* **Aim of the task**: Reproduce all records exactly.

(Extracts from a graphics dataset)
------------------------------------------------------------

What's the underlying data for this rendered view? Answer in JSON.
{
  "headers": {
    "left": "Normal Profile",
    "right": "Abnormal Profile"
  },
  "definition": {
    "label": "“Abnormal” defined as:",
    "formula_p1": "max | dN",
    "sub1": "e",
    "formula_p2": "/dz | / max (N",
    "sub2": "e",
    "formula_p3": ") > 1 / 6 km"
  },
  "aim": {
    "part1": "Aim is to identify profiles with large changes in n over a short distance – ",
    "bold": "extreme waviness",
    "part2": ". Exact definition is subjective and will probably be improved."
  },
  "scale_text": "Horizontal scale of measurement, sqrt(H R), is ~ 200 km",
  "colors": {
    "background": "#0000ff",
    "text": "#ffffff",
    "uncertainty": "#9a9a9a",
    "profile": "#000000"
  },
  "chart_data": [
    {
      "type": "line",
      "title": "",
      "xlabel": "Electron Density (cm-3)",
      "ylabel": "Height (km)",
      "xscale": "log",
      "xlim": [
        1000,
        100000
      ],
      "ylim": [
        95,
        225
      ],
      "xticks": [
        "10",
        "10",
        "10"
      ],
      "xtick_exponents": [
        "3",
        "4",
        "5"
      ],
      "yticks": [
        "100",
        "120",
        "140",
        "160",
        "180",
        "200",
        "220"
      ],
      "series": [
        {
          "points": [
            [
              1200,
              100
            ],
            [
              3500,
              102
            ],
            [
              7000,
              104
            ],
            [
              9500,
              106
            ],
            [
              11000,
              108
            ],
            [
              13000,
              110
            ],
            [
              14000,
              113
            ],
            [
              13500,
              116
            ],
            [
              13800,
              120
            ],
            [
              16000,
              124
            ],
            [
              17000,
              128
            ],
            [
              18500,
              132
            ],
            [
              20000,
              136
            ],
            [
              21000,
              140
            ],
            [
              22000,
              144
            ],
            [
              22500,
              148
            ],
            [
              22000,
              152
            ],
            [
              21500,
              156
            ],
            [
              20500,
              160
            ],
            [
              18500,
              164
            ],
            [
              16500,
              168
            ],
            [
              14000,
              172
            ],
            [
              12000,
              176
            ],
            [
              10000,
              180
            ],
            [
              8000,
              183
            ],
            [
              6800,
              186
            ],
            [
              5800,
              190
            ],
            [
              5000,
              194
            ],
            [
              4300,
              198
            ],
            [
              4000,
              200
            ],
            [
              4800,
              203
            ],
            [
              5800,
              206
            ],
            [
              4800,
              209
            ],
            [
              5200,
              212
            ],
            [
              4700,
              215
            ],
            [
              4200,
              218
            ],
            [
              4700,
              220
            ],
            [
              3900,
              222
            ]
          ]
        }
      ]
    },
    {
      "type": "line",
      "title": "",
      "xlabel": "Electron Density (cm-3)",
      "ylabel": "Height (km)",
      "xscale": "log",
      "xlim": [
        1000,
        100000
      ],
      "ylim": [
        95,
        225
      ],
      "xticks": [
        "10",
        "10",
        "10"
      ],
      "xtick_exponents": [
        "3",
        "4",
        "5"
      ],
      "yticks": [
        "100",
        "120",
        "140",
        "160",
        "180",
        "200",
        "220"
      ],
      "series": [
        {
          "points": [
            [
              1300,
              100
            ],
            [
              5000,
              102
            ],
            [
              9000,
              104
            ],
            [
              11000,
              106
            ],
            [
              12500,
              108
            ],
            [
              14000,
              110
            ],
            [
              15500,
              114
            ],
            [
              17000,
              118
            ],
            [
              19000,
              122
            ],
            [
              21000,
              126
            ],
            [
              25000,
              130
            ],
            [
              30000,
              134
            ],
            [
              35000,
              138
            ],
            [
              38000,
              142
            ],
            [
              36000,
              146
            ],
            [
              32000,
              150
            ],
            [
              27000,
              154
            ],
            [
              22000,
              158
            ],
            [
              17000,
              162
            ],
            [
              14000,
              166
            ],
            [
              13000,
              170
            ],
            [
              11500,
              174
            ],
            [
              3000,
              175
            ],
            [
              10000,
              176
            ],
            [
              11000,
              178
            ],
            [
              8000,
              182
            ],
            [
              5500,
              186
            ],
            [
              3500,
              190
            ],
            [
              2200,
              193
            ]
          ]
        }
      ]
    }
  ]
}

------------------------------------------------------------

* **Correct result**:
What's the underlying data for this rendered view? Answer in JSON.
{
  "headers": {
    "left": "Normal Profile",
    "right": "Abnormal Profile"
  },
  "definition": {
    "label": "“Abnormal” defined as:",
    "formula_p1": "max | dN",
    "sub1": "e",
    "formula_p2": "/dz | / max (N",
    "sub2": "e",
    "formula_p3": ") > 1 / 6 km"
  },
  "aim": {
    "part1": "Aim is to identify profiles with large changes in n over a short distance – ",
    "bold": "extreme waviness",
    "part2": ". Exact definition is subjective and will probably be improved."
  },
  "scale_text": "Horizontal scale of measurement, sqrt(H R), is ~ 200 km",
  "colors": {
    "background": "#0000ff",
    "text": "#ffffff",
    "uncertainty": "#9a9a9a",
    "profile": "#000000"
  },
  "chart_data": [
    {
      "type": "line",
      "title": "",
      "xlabel": "Electron Density (cm-3)",
      "ylabel": "Height (km)",
      "xscale": "log",
      "xlim": [
        1000,
        100000
      ],
      "ylim": [
        95,
        225
      ],
      "xticks": [
        "10",
        "10",
        "10"
      ],
      "xtick_exponents": [
        "3",
        "4",
        "5"
      ],
      "yticks": [
        "100",
        "120",
        "140",
        "160",
        "180",
        "200",
        "220"
      ],
      "series": [
        {
          "points": [
            [
              1200,
              100
            ],
            [
              3500,
              102
            ],
            [
              7000,
              104
            ],
            [
              9500,
              106
            ],
            [
              11000,
              108
            ],
            [
              13000,
              110
            ],
            [
              14000,
              113
            ],
            [
              13500,
              116
            ],
            [
              13800,
              120
            ],
            [
              16000,
              124
            ],
            [
              17000,
              128
            ],
            [
              18500,
              132
            ],
            [
              20000,
              136
            ],
            [
              21000,
              140
            ],
            [
              22000,
              144
            ],
            [
              22500,
              148
            ],
            [
              22000,
              152
            ],
            [
              21500,
              156
            ],
            [
              20500,
              160
            ],
            [
              18500,
              164
            ],
            [
              16500,
              168
            ],
            [
              14000,
              172
            ],
            [
              12000,
              176
            ],
            [
              10000,
              180
            ],
            [
              8000,
              183
            ],
            [
              6800,
              186
            ],
            [
              5800,
              190
            ],
            [
              5000,
              194
            ],
            [
              4300,
              198
            ],
            [
              4000,
              200
            ],
            [
              4800,
              203
            ],
            [
              5800,
              206
            ],
            [
              4800,
              209
            ],
            [
              5200,
              212
            ],
            [
              4700,
              215
            ],
            [
              4200,
              218
            ],
            [
              4700,
              220
            ],
            [
              3900,
              222
            ]
          ]
        }
      ]
    },
    {
      "type": "line",
      "title": "",
      "xlabel": "Electron Density (cm-3)",
      "ylabel": "Height (km)",
      "xscale": "log",
      "xlim": [
        1000,
        100000
      ],
      "ylim": [
        95,
        225
      ],
      "xticks": [
        "10",
        "10",
        "10"
      ],
      "xtick_exponents": [
        "3",
        "4",
        "5"
      ],
      "yticks": [
        "100",
        "120",
        "140",
        "160",
        "180",
        "200",
        "220"
      ],
      "series": [
        {
          "points": [
            [
              1300,
              100
            ],
            [
              5000,
              102
            ],
            [
              9000,
              104
            ],
            [
              11000,
              106
            ],
            [
              12500,
              108
            ],
            [
              14000,
              110
            ],
            [
              15500,
              114
            ],
            [
              17000,
              118
            ],
            [
              19000,
              122
            ],
            [
              21000,
              126
            ],
            [
              25000,
              130
            ],
            [
              30000,
              134
            ],
            [
              35000,
              138
            ],
            [
              38000,
              142
            ],
            [
              36000,
              146
            ],
            [
              32000,
              150
            ],
            [
              27000,
              154
            ],
            [
              22000,
              158
            ],
            [
              17000,
              162
            ],
            [
              14000,
              166
            ],
            [
              13000,
              170
            ],
            [
              11500,
              174
            ],
            [
              3000,
              175
            ],
            [
              10000,
              176
            ],
            [
              11000,
              178
            ],
            [
              8000,
              182
            ],
            [
              5500,
              186
            ],
            [
              3500,
              190
            ],
            [
              2200,
              193
            ]
          ]
        }
      ]
    }
  ]
}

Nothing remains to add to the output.